== TASK BRIEF ==
The listing below should be copied in full, word for word.

(Stored entries)
★ ★ ★ ★ ★ ★ ★

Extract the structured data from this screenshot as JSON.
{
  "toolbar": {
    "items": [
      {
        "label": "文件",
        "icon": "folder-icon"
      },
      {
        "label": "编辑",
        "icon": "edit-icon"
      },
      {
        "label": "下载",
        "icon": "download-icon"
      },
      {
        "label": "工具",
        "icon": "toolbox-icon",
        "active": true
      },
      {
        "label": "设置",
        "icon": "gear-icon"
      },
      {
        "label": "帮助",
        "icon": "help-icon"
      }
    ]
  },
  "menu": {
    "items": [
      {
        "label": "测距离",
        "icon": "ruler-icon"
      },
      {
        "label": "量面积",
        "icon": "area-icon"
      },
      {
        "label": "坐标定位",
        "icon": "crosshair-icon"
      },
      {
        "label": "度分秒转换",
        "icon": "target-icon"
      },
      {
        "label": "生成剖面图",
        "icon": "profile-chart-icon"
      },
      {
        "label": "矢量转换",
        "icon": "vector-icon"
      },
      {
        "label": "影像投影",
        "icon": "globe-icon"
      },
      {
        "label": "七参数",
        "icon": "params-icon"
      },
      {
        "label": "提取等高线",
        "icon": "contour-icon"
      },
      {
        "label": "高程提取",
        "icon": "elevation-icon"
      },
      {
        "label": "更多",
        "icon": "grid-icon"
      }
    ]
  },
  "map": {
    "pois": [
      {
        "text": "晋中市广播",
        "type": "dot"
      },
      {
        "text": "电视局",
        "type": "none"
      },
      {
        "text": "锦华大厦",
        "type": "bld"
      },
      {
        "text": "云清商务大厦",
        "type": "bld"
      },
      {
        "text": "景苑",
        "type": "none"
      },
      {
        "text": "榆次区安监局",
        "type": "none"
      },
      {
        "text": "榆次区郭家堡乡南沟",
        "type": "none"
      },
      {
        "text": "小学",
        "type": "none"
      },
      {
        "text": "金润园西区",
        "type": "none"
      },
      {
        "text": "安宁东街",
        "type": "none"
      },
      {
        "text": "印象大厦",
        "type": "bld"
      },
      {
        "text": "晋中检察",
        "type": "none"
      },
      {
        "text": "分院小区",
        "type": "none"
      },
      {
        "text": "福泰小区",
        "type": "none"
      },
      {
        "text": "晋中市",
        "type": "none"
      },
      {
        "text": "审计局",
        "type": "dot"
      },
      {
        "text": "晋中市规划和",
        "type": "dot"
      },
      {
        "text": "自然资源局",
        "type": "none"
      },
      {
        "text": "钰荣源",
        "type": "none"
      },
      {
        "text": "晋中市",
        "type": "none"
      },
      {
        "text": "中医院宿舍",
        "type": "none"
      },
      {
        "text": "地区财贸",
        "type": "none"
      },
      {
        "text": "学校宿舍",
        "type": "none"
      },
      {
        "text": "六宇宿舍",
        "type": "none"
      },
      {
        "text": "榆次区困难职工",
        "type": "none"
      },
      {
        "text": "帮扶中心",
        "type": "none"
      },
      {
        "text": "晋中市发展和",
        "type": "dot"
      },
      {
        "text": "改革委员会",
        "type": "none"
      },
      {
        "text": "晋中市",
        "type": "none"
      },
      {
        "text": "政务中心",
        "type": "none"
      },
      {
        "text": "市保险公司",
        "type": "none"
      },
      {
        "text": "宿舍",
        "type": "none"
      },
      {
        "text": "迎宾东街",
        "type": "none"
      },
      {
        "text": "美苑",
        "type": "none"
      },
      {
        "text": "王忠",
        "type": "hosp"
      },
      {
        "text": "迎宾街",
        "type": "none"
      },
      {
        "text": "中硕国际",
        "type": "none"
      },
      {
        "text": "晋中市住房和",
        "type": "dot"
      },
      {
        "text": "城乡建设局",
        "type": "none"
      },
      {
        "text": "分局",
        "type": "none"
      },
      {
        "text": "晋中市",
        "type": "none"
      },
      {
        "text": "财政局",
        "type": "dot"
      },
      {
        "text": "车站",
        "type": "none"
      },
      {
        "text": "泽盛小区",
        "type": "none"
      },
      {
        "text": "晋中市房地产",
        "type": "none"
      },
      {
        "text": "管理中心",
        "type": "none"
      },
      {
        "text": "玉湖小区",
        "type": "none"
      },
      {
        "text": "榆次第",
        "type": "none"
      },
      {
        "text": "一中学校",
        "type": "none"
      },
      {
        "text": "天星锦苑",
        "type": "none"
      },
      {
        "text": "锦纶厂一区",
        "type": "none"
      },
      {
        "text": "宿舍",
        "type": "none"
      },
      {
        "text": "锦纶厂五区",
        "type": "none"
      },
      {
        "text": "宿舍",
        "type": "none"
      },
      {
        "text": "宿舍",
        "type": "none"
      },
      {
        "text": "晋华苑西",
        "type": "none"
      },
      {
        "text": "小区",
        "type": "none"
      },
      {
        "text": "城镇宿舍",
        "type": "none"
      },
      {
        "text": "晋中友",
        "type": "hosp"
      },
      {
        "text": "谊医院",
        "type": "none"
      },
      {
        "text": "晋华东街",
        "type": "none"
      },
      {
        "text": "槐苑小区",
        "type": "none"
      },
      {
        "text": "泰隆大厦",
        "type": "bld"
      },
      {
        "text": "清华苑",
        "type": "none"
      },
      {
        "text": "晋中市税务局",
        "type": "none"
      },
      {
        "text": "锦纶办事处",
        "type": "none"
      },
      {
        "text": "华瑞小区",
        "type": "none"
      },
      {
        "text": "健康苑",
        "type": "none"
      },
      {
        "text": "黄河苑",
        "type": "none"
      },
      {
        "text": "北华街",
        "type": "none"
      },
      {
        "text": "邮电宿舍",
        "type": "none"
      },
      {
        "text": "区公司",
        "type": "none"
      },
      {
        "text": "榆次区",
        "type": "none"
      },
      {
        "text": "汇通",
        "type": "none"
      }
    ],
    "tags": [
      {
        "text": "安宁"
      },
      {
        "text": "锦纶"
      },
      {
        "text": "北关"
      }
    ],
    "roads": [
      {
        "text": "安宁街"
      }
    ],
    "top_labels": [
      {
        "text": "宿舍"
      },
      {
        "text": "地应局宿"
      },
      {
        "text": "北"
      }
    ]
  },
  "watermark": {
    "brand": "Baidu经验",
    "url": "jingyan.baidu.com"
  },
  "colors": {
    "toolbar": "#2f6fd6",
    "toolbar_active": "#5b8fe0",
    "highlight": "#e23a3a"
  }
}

★ ★ ★ ★ ★ ★ ★

== WORKED ANSWER ==
Extract the structured data from this screenshot as JSON.
{
  "toolbar": {
    "items": [
      {
        "label": "文件",
        "icon": "folder-icon"
      },
      {
        "label": "编辑",
        "icon": "edit-icon"
      },
      {
        "label": "下载",
        "icon": "download-icon"
      },
      {
        "label": "工具",
        "icon": "toolbox-icon",
        "active": true
      },
      {
        "label": "设置",
        "icon": "gear-icon"
      },
      {
        "label": "帮助",
        "icon": "help-icon"
      }
    ]
  },
  "menu": {
    "items": [
      {
        "label": "测距离",
        "icon": "ruler-icon"
      },
      {
        "label": "量面积",
        "icon": "area-icon"
      },
      {
        "label": "坐标定位",
        "icon": "crosshair-icon"
      },
      {
        "label": "度分秒转换",
        "icon": "target-icon"
      },
      {
        "label": "生成剖面图",
        "icon": "profile-chart-icon"
      },
      {
        "label": "矢量转换",
        "icon": "vector-icon"
      },
      {
        "label": "影像投影",
        "icon": "globe-icon"
      },
      {
        "label": "七参数",
        "icon": "params-icon"
      },
      {
        "label": "提取等高线",
        "icon": "contour-icon"
      },
      {
        "label": "高程提取",
        "icon": "elevation-icon"
      },
      {
        "label": "更多",
        "icon": "grid-icon"
      }
    ]
  },
  "map": {
    "pois": [
      {
        "text": "晋中市广播",
        "type": "dot"
      },
      {
        "text": "电视局",
        "type": "none"
      },
      {
        "text": "锦华大厦",
        "type": "bld"
      },
      {
        "text": "云清商务大厦",
        "type": "bld"
      },
      {
        "text": "景苑",
        "type": "none"
      },
      {
        "text": "榆次区安监局",
        "type": "none"
      },
      {
        "text": "榆次区郭家堡乡南沟",
        "type": "none"
      },
      {
        "text": "小学",
        "type": "none"
      },
      {
        "text": "金润园西区",
        "type": "none"
      },
      {
        "text": "安宁东街",
        "type": "none"
      },
      {
        "text": "印象大厦",
        "type": "bld"
      },
      {
        "text": "晋中检察",
        "type": "none"
      },
      {
        "text": "分院小区",
        "type": "none"
      },
      {
        "text": "福泰小区",
        "type": "none"
      },
      {
        "text": "晋中市",
        "type": "none"
      },
      {
        "text": "审计局",
        "type": "dot"
      },
      {
        "text": "晋中市规划和",
        "type": "dot"
      },
      {
        "text": "自然资源局",
        "type": "none"
      },
      {
        "text": "钰荣源",
        "type": "none"
      },
      {
        "text": "晋中市",
        "type": "none"
      },
      {
        "text": "中医院宿舍",
        "type": "none"
      },
      {
        "text": "地区财贸",
        "type": "none"
      },
      {
        "text": "学校宿舍",
        "type": "none"
      },
      {
        "text": "六宇宿舍",
        "type": "none"
      },
      {
        "text": "榆次区困难职工",
        "type": "none"
      },
      {
        "text": "帮扶中心",
        "type": "none"
      },
      {
        "text": "晋中市发展和",
        "type": "dot"
      },
      {
        "text": "改革委员会",
        "type": "none"
      },
      {
        "text": "晋中市",
        "type": "none"
      },
      {
        "text": "政务中心",
        "type": "none"
      },
      {
        "text": "市保险公司",
        "type": "none"
      },
      {
        "text": "宿舍",
        "type": "none"
      },
      {
        "text": "迎宾东街",
        "type": "none"
      },
      {
        "text": "美苑",
        "type": "none"
      },
      {
        "text": "王忠",
        "type": "hosp"
      },
      {
        "text": "迎宾街",
        "type": "none"
      },
      {
        "text": "中硕国际",
        "type": "none"
      },
      {
        "text": "晋中市住房和",
        "type": "dot"
      },
      {
        "text": "城乡建设局",
        "type": "none"
      },
      {
        "text": "分局",
        "type": "none"
      },
      {
        "text": "晋中市",
        "type": "none"
      },
      {
        "text": "财政局",
        "type": "dot"
      },
      {
        "text": "车站",
        "type": "none"
      },
      {
        "text": "泽盛小区",
        "type": "none"
      },
      {
        "text": "晋中市房地产",
        "type": "none"
      },
      {
        "text": "管理中心",
        "type": "none"
      },
      {
        "text": "玉湖小区",
        "type": "none"
      },
      {
        "text": "榆次第",
        "type": "none"
      },
      {
        "text": "一中学校",
        "type": "none"
      },
      {
        "text": "天星锦苑",
        "type": "none"
      },
      {
        "text": "锦纶厂一区",
        "type": "none"
      },
      {
        "text": "宿舍",
        "type": "none"
      },
      {
        "text": "锦纶厂五区",
        "type": "none"
      },
      {
        "text": "宿舍",
        "type": "none"
      },
      {
        "text": "宿舍",
        "type": "none"
      },
      {
        "text": "晋华苑西",
        "type": "none"
      },
      {
        "text": "小区",
        "type": "none"
      },
      {
        "text": "城镇宿舍",
        "type": "none"
      },
      {
        "text": "晋中友",
        "type": "hosp"
      },
      {
        "text": "谊医院",
        "type": "none"
      },
      {
        "text": "晋华东街",
        "type": "none"
      },
      {
        "text": "槐苑小区",
        "type": "none"
      },
      {
        "text": "泰隆大厦",
        "type": "bld"
      },
      {
        "text": "清华苑",
        "type": "none"
      },
      {
        "text": "晋中市税务局",
        "type": "none"
      },
      {
        "text": "锦纶办事处",
        "type": "none"
      },
      {
        "text": "华瑞小区",
        "type": "none"
      },
      {
        "text": "健康苑",
        "type": "none"
      },
      {
        "text": "黄河苑",
        "type": "none"
      },
      {
        "text": "北华街",
        "type": "none"
      },
      {
        "text": "邮电宿舍",
        "type": "none"
      },
      {
        "text": "区公司",
        "type": "none"
      },
      {
        "text": "榆次区",
        "type": "none"
      },
      {
        "text": "汇通",
        "type": "none"
      }
    ],
    "tags": [
      {
        "text": "安宁"
      },
      {
        "text": "锦纶"
      },
      {
        "text": "北关"
      }
    ],
    "roads": [
      {
        "text": "安宁街"
      }
    ],
    "top_labels": [
      {
        "text": "宿舍"
      },
      {
        "text": "地应局宿"
      },
      {
        "text": "北"
      }
    ]
  },
  "watermark": {
    "brand": "Baidu经验",
    "url": "jingyan.baidu.com"
  },
  "colors": {
    "toolbar": "#2f6fd6",
    "toolbar_active": "#5b8fe0",
    "highlight": "#e23a3a"
  }
}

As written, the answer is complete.